● What you are asked to do
State how many lines in the listing below include the word "name". Give nothing but the number.

(Figure data in JSON)
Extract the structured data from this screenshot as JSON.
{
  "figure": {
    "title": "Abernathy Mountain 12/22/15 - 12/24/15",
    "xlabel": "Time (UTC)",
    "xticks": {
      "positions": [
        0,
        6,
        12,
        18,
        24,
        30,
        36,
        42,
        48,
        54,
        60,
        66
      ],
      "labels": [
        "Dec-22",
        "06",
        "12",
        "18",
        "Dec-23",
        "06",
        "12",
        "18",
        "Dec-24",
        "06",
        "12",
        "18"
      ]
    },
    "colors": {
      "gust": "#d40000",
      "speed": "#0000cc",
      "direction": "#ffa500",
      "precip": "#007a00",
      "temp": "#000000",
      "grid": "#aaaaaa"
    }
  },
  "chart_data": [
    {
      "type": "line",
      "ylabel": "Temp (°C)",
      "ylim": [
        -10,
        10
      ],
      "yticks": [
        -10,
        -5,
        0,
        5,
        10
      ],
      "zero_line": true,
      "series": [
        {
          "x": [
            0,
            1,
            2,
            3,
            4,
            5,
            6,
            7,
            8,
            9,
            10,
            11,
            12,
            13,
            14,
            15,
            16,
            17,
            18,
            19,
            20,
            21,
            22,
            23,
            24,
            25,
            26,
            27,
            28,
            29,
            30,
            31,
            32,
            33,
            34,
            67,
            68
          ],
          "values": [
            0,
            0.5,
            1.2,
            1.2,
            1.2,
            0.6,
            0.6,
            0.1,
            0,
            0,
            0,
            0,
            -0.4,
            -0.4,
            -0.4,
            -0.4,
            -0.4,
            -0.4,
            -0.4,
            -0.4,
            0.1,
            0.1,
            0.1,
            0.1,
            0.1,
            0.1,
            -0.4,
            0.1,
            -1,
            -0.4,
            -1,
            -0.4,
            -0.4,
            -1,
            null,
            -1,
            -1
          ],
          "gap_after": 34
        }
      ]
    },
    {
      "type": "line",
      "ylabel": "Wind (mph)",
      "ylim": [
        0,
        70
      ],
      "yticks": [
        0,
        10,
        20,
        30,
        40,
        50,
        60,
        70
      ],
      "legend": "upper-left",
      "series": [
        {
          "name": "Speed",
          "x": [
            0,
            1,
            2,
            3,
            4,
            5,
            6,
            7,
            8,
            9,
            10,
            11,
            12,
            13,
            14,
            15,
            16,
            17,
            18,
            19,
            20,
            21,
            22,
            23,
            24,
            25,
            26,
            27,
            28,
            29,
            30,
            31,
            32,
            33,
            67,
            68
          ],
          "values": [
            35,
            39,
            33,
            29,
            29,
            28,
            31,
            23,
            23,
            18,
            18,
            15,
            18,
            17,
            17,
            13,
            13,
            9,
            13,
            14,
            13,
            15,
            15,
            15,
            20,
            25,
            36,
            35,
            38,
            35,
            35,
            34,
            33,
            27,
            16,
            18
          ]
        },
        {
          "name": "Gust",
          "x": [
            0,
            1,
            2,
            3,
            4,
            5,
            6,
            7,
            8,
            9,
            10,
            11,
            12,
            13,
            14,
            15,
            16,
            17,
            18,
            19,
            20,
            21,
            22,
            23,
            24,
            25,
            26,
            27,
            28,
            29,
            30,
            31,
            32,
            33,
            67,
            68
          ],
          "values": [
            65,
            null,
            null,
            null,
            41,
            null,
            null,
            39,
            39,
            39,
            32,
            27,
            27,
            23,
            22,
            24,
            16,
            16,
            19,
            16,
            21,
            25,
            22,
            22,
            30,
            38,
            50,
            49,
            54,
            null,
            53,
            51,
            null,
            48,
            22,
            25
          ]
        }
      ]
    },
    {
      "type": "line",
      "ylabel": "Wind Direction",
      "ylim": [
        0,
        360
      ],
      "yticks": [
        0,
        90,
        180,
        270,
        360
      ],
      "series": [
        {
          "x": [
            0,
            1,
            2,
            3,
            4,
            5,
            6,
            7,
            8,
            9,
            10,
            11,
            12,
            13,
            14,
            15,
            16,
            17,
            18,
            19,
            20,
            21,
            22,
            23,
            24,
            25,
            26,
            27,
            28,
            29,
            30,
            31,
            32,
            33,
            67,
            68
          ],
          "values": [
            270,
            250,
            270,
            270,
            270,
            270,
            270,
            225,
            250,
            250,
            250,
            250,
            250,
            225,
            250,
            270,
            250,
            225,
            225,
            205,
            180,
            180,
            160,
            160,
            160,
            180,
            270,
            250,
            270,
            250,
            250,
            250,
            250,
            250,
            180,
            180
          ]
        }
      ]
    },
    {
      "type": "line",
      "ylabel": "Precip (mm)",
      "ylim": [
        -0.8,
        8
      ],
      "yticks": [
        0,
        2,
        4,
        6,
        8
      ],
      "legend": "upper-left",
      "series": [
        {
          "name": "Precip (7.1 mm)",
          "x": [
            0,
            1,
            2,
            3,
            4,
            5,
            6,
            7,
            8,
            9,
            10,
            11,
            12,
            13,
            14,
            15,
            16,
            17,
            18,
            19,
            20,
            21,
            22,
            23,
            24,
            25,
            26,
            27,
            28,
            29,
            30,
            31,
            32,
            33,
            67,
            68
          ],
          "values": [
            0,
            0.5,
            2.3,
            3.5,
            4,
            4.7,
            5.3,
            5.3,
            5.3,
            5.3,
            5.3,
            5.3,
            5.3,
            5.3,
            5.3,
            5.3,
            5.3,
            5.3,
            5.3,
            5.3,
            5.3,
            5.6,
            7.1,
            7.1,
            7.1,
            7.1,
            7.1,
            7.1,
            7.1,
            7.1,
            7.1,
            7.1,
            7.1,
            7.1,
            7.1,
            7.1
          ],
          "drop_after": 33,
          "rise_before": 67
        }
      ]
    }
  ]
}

● Complete answer
3